◆ **Task statement**:
In the entries below, find every line with "ايضا" and copy it.
=-=-=-=-=
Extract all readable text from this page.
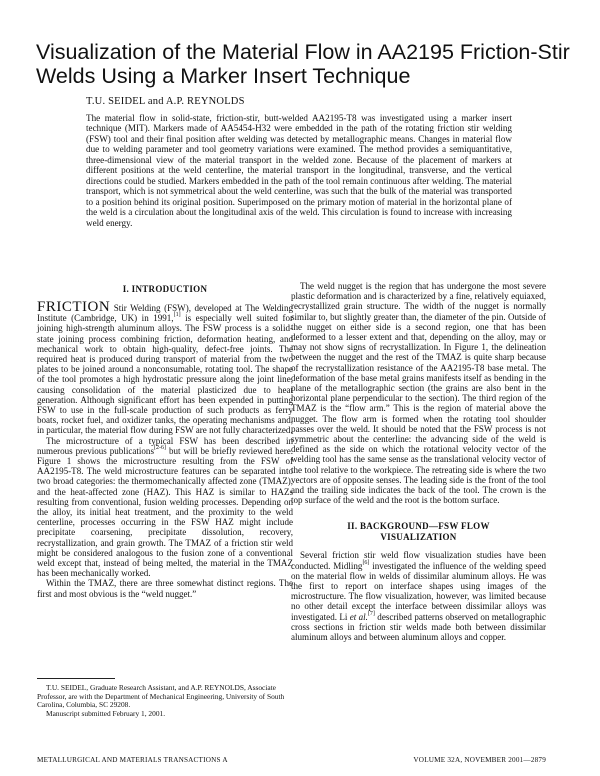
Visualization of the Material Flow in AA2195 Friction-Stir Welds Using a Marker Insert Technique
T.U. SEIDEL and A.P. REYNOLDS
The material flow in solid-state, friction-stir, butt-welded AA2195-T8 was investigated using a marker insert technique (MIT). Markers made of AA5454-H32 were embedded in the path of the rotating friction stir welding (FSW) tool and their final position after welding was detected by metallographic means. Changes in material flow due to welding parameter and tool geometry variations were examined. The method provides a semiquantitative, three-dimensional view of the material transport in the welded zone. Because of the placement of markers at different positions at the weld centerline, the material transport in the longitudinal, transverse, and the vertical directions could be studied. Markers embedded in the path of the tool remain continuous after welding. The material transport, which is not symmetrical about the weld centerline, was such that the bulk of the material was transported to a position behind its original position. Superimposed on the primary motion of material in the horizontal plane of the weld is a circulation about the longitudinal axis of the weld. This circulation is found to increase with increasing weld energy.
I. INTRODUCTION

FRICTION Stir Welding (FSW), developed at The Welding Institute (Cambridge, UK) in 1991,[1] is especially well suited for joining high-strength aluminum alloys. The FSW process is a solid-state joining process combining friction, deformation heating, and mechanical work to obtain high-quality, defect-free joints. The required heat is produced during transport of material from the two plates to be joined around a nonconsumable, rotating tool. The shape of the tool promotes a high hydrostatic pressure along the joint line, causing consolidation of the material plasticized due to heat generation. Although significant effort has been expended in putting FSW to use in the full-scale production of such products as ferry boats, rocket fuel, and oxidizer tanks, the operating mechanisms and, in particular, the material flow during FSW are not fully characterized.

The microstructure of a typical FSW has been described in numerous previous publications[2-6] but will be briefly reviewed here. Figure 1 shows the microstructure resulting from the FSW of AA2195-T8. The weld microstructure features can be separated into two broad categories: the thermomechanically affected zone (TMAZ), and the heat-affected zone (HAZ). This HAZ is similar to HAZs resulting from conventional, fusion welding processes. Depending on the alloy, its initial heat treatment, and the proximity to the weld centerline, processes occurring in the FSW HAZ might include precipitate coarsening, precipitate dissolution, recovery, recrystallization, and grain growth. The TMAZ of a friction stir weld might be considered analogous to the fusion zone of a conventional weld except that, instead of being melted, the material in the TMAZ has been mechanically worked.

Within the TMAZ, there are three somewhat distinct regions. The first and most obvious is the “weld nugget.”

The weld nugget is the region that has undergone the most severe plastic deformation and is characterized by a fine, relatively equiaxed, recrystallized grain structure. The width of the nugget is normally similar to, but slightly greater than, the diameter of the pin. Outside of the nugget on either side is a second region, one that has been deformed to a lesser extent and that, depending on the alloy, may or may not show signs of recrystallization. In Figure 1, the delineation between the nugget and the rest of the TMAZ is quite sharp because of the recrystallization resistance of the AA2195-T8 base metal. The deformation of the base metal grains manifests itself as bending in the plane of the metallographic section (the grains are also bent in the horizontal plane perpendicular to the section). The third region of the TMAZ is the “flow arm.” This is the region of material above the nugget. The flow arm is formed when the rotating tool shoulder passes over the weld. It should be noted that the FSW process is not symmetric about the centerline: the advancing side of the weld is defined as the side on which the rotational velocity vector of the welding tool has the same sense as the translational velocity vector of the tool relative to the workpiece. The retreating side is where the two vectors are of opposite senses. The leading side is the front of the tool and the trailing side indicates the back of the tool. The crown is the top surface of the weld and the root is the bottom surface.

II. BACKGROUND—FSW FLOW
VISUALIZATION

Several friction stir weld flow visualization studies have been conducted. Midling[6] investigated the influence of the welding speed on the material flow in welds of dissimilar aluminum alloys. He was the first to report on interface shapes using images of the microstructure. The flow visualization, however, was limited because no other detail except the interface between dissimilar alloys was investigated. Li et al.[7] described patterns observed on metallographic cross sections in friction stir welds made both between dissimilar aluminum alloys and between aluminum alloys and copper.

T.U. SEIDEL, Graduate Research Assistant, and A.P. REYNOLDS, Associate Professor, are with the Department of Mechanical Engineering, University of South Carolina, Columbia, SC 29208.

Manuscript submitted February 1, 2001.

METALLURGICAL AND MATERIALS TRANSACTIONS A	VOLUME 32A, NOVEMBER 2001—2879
=-=-=-=-=
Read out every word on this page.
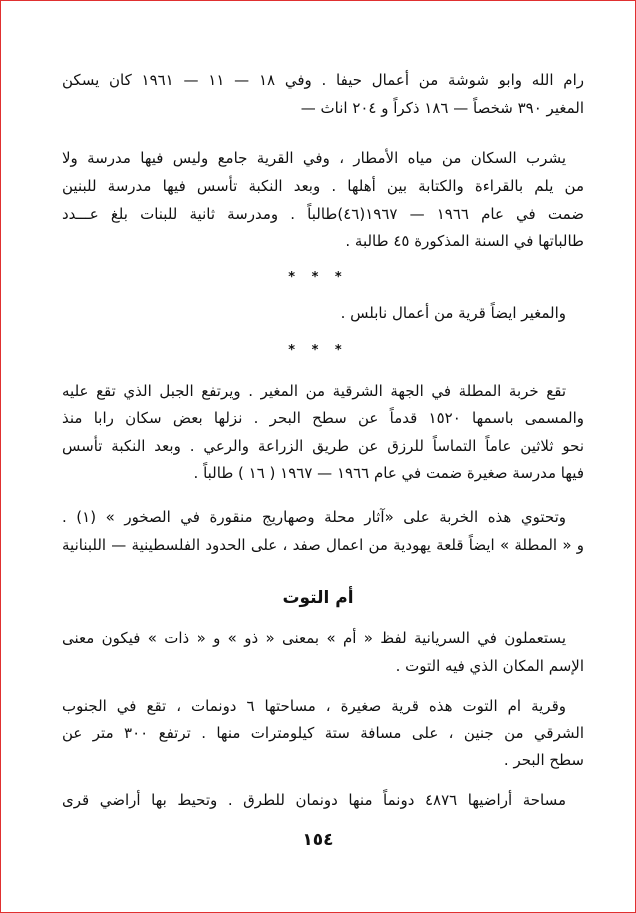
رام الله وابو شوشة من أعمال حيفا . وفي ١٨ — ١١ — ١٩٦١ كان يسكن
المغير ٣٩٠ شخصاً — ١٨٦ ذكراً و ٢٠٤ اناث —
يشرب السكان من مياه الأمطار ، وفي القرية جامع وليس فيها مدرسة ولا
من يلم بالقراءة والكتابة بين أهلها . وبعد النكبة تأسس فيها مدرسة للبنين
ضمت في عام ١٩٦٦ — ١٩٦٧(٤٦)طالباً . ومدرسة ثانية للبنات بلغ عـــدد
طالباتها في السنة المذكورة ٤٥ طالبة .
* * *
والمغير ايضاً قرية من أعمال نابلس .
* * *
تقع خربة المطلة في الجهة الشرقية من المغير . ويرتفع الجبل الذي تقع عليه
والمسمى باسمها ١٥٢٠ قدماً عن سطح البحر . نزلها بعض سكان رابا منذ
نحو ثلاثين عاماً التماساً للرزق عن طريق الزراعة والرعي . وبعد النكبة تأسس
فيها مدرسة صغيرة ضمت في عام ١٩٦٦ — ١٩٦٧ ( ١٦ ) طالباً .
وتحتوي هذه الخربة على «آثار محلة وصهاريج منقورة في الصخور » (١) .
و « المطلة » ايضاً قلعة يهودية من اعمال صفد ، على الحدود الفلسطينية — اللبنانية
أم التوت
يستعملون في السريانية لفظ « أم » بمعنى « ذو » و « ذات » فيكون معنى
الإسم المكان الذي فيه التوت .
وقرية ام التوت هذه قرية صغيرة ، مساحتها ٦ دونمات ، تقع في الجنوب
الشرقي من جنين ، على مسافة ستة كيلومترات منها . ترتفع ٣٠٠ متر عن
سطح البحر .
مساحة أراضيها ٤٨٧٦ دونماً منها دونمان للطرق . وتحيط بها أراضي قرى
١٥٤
=-=-=-=-=
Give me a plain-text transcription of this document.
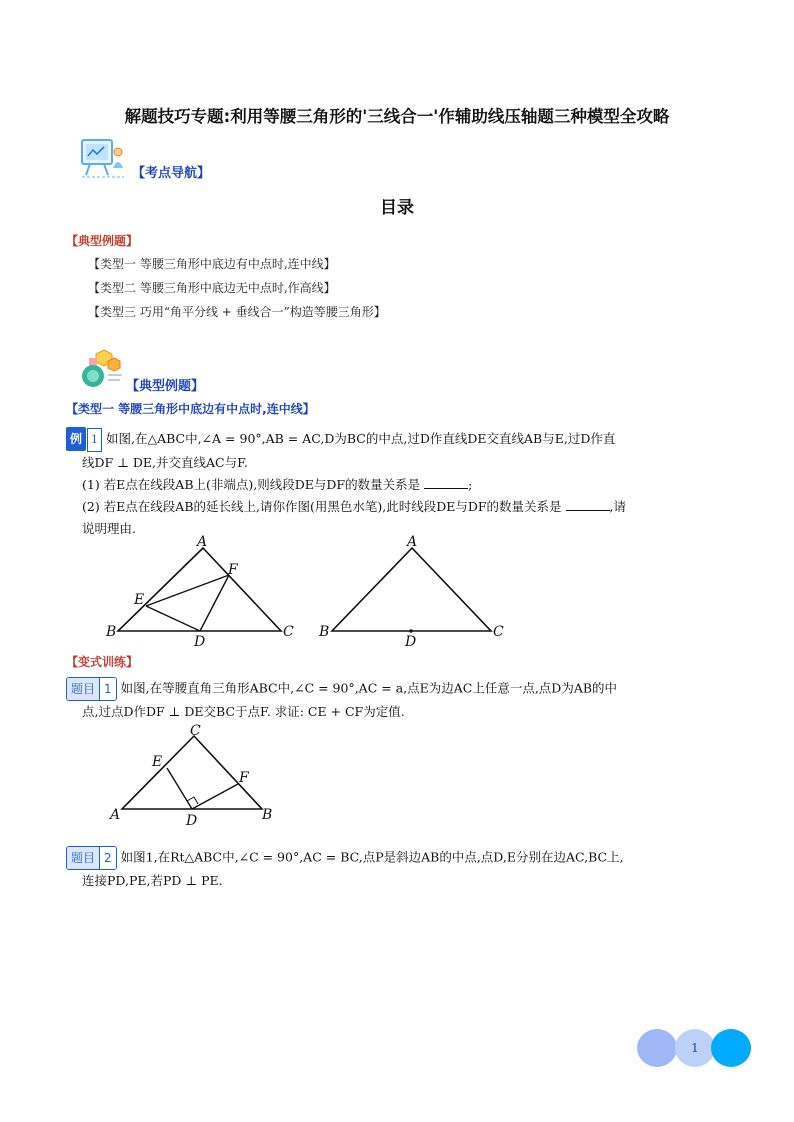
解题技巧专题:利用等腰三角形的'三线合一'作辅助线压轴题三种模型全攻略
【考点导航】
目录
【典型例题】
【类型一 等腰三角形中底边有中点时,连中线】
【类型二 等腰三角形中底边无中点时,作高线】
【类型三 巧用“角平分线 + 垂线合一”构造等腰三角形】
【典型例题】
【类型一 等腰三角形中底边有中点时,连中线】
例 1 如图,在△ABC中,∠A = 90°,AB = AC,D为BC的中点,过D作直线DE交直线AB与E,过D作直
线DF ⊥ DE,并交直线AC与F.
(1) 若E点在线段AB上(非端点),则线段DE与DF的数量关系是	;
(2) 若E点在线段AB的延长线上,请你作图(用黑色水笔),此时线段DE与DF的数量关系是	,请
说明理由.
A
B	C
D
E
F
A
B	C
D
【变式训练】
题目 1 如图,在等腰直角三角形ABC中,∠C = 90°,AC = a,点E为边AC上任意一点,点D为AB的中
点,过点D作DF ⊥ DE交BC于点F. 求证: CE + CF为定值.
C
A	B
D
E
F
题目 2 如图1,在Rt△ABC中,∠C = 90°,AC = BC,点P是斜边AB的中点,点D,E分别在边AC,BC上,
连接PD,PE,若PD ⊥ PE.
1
=-=-=-=-=
◆ **Task result**:
والمغير ايضاً قرية من أعمال نابلس .
و « المطلة » ايضاً قلعة يهودية من اعمال صفد ، على الحدود الفلسطينية — اللبنانية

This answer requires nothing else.